----- STORED ROWS
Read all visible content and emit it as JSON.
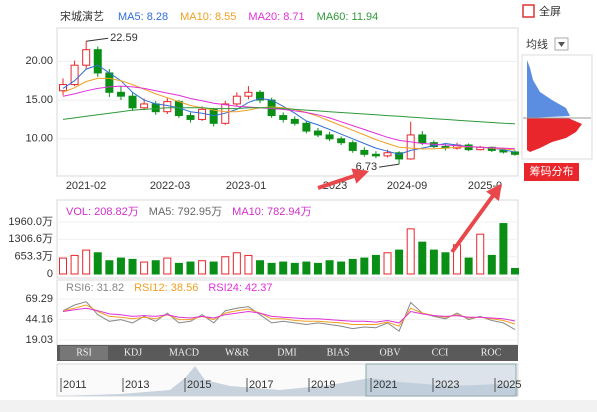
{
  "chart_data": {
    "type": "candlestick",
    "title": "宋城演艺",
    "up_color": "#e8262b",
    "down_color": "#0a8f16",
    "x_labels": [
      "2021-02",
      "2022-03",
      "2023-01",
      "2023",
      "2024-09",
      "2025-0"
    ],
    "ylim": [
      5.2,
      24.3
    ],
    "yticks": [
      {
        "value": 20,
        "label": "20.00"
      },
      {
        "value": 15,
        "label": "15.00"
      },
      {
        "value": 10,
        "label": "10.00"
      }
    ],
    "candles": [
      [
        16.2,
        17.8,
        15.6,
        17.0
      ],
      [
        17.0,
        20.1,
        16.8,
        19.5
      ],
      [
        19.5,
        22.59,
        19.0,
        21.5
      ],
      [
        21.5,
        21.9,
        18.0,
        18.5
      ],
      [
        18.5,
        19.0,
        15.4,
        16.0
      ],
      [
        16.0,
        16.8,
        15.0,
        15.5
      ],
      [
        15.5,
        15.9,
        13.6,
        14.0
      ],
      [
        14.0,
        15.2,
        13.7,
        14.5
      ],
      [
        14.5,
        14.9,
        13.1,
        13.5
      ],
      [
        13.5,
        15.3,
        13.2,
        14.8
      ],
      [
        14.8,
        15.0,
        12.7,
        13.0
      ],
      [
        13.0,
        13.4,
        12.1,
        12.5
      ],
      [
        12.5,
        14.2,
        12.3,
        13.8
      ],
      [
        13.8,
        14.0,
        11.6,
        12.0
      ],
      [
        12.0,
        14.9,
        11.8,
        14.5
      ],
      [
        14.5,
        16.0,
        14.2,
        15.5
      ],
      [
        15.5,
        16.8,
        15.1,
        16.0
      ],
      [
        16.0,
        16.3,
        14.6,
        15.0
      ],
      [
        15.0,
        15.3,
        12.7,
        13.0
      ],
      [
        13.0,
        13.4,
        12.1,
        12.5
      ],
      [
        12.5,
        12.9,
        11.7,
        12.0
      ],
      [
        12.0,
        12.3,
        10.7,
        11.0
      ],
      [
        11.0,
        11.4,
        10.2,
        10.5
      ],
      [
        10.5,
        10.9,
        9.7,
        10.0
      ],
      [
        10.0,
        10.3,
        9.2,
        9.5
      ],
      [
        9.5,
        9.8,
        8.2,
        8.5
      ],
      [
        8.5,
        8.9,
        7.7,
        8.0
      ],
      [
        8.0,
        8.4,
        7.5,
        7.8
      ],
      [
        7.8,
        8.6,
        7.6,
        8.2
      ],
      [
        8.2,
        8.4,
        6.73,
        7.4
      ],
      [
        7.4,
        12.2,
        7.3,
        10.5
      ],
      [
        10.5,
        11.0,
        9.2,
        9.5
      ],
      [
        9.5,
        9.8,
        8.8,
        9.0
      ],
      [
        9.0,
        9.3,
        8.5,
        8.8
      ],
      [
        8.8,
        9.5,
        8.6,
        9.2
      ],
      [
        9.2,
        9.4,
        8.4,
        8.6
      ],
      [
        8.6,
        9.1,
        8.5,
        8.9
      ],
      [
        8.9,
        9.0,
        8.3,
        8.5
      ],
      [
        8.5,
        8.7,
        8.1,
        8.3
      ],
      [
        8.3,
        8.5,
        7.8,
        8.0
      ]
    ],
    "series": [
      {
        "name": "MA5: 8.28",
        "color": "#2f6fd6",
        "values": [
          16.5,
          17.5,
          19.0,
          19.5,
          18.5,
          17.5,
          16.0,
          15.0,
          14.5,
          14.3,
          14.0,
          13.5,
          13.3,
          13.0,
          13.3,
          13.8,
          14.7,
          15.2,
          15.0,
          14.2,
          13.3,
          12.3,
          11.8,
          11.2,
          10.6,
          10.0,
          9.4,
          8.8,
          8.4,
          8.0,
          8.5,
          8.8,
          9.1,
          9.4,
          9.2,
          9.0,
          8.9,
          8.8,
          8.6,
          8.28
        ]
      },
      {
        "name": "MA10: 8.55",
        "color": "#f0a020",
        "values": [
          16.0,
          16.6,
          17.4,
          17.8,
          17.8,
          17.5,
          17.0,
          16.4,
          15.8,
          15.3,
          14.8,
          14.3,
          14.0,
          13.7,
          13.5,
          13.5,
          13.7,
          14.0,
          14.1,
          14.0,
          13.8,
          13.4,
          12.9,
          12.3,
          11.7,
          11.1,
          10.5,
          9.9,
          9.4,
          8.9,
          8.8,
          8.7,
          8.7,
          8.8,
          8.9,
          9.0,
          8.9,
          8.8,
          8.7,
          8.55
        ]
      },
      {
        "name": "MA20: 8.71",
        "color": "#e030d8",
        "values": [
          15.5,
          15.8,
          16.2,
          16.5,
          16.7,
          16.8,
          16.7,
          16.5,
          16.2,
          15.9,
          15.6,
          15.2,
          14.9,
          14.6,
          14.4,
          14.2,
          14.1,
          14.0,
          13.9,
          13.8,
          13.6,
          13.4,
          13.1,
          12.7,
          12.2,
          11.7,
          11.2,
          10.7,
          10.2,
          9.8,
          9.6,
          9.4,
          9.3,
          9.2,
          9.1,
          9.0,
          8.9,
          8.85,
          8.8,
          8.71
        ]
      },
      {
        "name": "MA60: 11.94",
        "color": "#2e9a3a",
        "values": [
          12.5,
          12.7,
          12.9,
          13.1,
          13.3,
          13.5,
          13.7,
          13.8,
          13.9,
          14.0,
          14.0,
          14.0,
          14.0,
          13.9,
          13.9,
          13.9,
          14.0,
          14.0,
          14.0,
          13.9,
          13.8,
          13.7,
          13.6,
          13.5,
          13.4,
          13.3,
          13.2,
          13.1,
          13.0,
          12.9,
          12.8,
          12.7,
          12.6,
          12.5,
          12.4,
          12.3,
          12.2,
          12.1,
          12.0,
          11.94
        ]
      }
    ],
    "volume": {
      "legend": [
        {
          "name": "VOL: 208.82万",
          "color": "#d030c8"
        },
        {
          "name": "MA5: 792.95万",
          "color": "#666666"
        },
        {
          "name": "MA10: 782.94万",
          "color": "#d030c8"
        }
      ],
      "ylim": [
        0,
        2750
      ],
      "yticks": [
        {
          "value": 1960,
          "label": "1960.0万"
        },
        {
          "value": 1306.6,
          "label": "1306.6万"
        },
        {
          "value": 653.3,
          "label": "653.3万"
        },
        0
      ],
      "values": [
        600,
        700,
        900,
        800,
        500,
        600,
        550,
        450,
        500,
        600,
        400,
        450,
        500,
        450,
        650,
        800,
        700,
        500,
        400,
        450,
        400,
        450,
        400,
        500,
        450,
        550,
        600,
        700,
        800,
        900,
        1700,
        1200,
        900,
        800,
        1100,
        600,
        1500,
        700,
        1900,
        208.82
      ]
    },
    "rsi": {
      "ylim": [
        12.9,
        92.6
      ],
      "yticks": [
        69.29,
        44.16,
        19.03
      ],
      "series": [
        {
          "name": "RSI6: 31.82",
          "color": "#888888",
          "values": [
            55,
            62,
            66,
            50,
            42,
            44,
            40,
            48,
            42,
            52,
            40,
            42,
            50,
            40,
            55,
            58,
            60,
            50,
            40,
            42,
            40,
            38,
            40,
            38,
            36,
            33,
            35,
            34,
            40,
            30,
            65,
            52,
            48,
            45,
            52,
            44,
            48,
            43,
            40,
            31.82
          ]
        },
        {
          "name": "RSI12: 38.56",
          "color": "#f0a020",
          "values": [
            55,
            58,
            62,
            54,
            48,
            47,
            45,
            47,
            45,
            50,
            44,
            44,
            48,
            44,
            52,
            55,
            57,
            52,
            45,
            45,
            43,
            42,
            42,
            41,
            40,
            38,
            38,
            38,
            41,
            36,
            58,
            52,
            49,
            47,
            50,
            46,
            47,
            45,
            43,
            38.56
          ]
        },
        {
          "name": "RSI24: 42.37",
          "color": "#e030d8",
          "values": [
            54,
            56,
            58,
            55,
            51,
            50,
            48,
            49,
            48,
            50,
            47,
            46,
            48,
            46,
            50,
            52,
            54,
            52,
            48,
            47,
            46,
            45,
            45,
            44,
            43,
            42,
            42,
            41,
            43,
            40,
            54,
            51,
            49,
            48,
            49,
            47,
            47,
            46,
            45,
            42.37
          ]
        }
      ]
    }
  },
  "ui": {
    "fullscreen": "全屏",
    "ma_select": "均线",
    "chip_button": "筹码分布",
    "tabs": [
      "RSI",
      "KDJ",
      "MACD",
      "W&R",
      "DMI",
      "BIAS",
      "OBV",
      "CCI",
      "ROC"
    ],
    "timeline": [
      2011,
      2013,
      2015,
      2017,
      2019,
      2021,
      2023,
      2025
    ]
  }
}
----------
### YOUR TASK
Where a line above holds the string "name", show that line.

### WRITTEN ANSWER
        "name": "MA5: 8.28",
        "name": "MA10: 8.55",
        "name": "MA20: 8.71",
        "name": "MA60: 11.94",
          "name": "VOL: 208.82万",
          "name": "MA5: 792.95万",
          "name": "MA10: 782.94万",
          "name": "RSI6: 31.82",
          "name": "RSI12: 38.56",
          "name": "RSI24: 42.37",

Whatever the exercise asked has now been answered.